* _Directions_
Transcribe the entries below exactly; leave every image out.

* _Supplied material_
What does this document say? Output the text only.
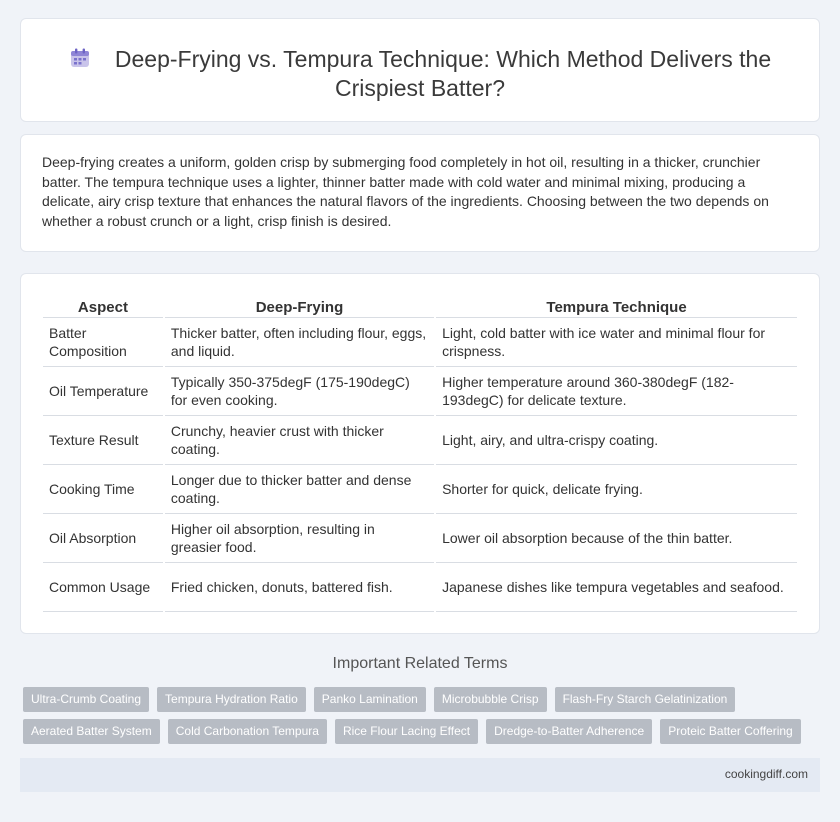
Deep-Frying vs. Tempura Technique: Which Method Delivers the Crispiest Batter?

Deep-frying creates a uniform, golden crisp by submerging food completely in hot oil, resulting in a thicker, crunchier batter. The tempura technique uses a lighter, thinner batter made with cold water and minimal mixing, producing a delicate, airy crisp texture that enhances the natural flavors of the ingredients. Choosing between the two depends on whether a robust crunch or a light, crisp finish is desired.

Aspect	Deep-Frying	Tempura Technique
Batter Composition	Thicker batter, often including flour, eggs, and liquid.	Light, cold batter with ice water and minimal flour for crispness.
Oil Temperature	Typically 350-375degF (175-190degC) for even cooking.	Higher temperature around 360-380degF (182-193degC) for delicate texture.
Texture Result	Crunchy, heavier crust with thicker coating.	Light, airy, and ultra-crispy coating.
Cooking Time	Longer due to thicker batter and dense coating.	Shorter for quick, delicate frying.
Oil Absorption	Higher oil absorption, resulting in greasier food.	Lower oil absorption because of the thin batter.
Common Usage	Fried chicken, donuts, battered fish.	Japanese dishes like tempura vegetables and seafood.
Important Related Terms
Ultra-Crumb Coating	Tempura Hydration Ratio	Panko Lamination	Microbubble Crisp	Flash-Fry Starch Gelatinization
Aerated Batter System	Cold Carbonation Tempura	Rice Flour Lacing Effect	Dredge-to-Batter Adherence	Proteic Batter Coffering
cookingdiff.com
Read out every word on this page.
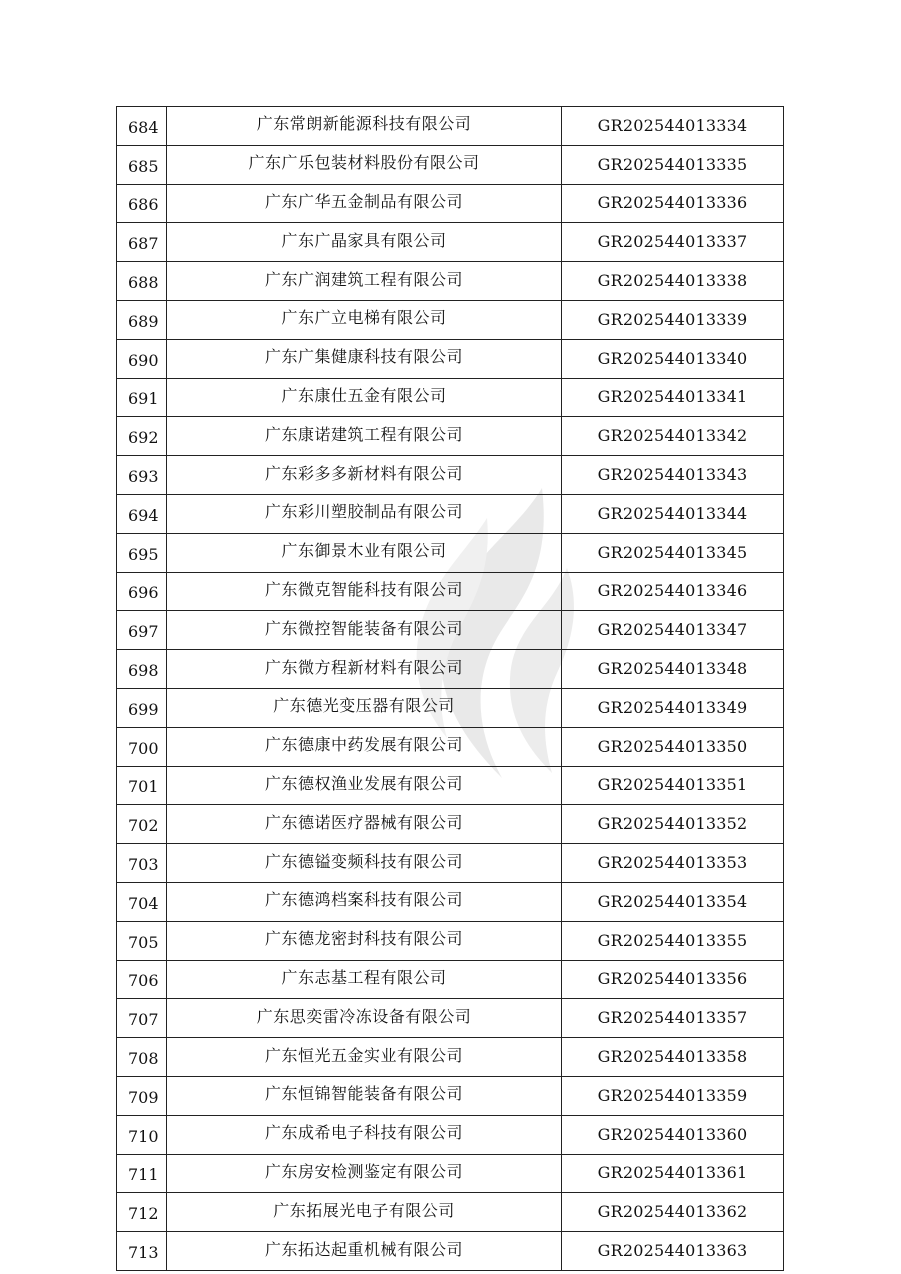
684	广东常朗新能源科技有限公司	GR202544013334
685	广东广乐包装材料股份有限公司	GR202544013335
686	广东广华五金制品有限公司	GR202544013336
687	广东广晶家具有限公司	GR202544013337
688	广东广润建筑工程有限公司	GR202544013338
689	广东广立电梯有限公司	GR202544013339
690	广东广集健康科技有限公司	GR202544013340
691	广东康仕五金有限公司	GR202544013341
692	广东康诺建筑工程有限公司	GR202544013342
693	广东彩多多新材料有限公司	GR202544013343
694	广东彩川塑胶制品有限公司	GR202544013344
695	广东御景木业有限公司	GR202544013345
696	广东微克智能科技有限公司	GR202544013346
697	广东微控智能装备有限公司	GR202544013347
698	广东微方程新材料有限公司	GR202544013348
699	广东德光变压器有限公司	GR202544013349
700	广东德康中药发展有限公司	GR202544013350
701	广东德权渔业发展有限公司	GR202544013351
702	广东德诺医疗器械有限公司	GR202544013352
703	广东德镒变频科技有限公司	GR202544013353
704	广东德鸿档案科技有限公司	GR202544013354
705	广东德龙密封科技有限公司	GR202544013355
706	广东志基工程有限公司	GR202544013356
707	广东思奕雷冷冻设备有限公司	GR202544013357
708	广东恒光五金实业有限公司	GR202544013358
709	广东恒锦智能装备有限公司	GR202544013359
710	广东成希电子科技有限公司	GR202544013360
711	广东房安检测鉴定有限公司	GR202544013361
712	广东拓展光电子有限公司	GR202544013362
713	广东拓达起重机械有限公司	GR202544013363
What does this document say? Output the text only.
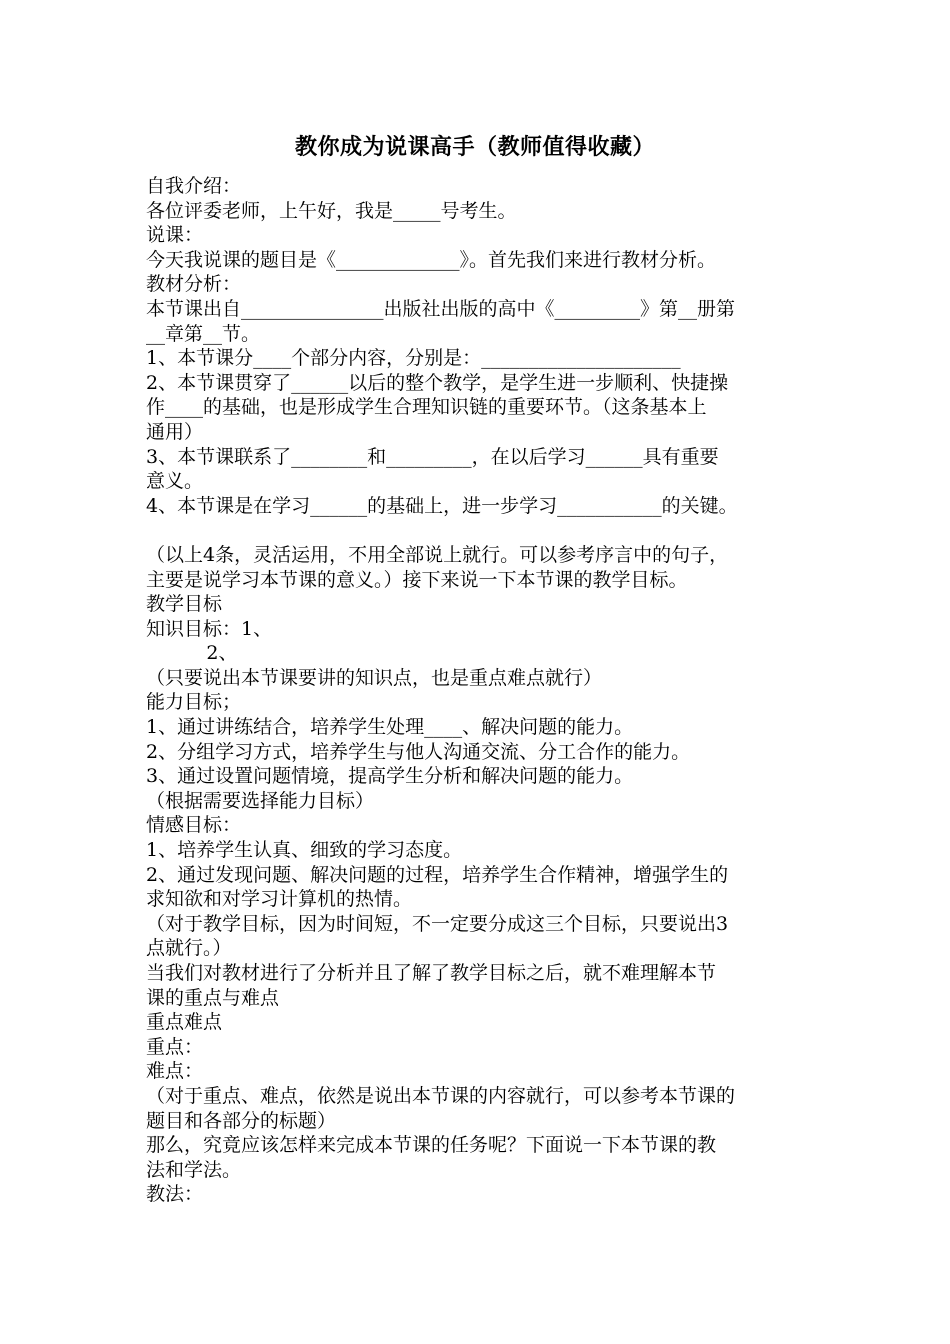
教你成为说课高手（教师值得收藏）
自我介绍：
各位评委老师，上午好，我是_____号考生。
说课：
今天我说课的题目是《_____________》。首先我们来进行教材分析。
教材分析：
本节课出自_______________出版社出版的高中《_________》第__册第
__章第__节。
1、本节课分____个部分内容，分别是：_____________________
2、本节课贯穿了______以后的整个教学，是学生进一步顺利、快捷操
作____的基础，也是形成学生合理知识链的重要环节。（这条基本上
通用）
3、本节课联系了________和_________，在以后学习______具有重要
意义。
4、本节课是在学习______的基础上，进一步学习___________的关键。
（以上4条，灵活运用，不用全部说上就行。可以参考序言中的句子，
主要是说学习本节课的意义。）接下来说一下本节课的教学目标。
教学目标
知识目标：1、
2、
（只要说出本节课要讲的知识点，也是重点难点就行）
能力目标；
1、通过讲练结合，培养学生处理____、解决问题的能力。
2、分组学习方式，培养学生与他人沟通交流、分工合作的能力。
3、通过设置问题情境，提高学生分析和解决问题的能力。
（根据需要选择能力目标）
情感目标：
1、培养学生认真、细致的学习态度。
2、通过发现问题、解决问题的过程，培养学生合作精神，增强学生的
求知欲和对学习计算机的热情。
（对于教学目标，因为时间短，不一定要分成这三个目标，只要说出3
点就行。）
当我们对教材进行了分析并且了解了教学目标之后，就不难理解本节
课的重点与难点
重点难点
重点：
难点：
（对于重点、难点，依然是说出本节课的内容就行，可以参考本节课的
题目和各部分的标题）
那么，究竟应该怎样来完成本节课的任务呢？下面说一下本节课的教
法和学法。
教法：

* _Output below_
What does this document say? Output the text only.
Deep-Frying vs. Tempura Technique: Which Method Delivers the Crispiest Batter?

Deep-frying creates a uniform, golden crisp by submerging food completely in hot oil, resulting in a thicker, crunchier batter. The tempura technique uses a lighter, thinner batter made with cold water and minimal mixing, producing a delicate, airy crisp texture that enhances the natural flavors of the ingredients. Choosing between the two depends on whether a robust crunch or a light, crisp finish is desired.

Aspect	Deep-Frying	Tempura Technique
Batter Composition	Thicker batter, often including flour, eggs, and liquid.	Light, cold batter with ice water and minimal flour for crispness.
Oil Temperature	Typically 350-375degF (175-190degC) for even cooking.	Higher temperature around 360-380degF (182-193degC) for delicate texture.
Texture Result	Crunchy, heavier crust with thicker coating.	Light, airy, and ultra-crispy coating.
Cooking Time	Longer due to thicker batter and dense coating.	Shorter for quick, delicate frying.
Oil Absorption	Higher oil absorption, resulting in greasier food.	Lower oil absorption because of the thin batter.
Common Usage	Fried chicken, donuts, battered fish.	Japanese dishes like tempura vegetables and seafood.
Important Related Terms
Ultra-Crumb Coating	Tempura Hydration Ratio	Panko Lamination	Microbubble Crisp	Flash-Fry Starch Gelatinization
Aerated Batter System	Cold Carbonation Tempura	Rice Flour Lacing Effect	Dredge-to-Batter Adherence	Proteic Batter Coffering
cookingdiff.com
Read out every word on this page.
684	广东常朗新能源科技有限公司	GR202544013334
685	广东广乐包装材料股份有限公司	GR202544013335
686	广东广华五金制品有限公司	GR202544013336
687	广东广晶家具有限公司	GR202544013337
688	广东广润建筑工程有限公司	GR202544013338
689	广东广立电梯有限公司	GR202544013339
690	广东广集健康科技有限公司	GR202544013340
691	广东康仕五金有限公司	GR202544013341
692	广东康诺建筑工程有限公司	GR202544013342
693	广东彩多多新材料有限公司	GR202544013343
694	广东彩川塑胶制品有限公司	GR202544013344
695	广东御景木业有限公司	GR202544013345
696	广东微克智能科技有限公司	GR202544013346
697	广东微控智能装备有限公司	GR202544013347
698	广东微方程新材料有限公司	GR202544013348
699	广东德光变压器有限公司	GR202544013349
700	广东德康中药发展有限公司	GR202544013350
701	广东德权渔业发展有限公司	GR202544013351
702	广东德诺医疗器械有限公司	GR202544013352
703	广东德镒变频科技有限公司	GR202544013353
704	广东德鸿档案科技有限公司	GR202544013354
705	广东德龙密封科技有限公司	GR202544013355
706	广东志基工程有限公司	GR202544013356
707	广东思奕雷冷冻设备有限公司	GR202544013357
708	广东恒光五金实业有限公司	GR202544013358
709	广东恒锦智能装备有限公司	GR202544013359
710	广东成希电子科技有限公司	GR202544013360
711	广东房安检测鉴定有限公司	GR202544013361
712	广东拓展光电子有限公司	GR202544013362
713	广东拓达起重机械有限公司	GR202544013363
What does this document say? Output the text only.
教你成为说课高手（教师值得收藏）
自我介绍：
各位评委老师，上午好，我是_____号考生。
说课：
今天我说课的题目是《_____________》。首先我们来进行教材分析。
教材分析：
本节课出自_______________出版社出版的高中《_________》第__册第
__章第__节。
1、本节课分____个部分内容，分别是：_____________________
2、本节课贯穿了______以后的整个教学，是学生进一步顺利、快捷操
作____的基础，也是形成学生合理知识链的重要环节。（这条基本上
通用）
3、本节课联系了________和_________，在以后学习______具有重要
意义。
4、本节课是在学习______的基础上，进一步学习___________的关键。
（以上4条，灵活运用，不用全部说上就行。可以参考序言中的句子，
主要是说学习本节课的意义。）接下来说一下本节课的教学目标。
教学目标
知识目标：1、
2、
（只要说出本节课要讲的知识点，也是重点难点就行）
能力目标；
1、通过讲练结合，培养学生处理____、解决问题的能力。
2、分组学习方式，培养学生与他人沟通交流、分工合作的能力。
3、通过设置问题情境，提高学生分析和解决问题的能力。
（根据需要选择能力目标）
情感目标：
1、培养学生认真、细致的学习态度。
2、通过发现问题、解决问题的过程，培养学生合作精神，增强学生的
求知欲和对学习计算机的热情。
（对于教学目标，因为时间短，不一定要分成这三个目标，只要说出3
点就行。）
当我们对教材进行了分析并且了解了教学目标之后，就不难理解本节
课的重点与难点
重点难点
重点：
难点：
（对于重点、难点，依然是说出本节课的内容就行，可以参考本节课的
题目和各部分的标题）
那么，究竟应该怎样来完成本节课的任务呢？下面说一下本节课的教
法和学法。
教法：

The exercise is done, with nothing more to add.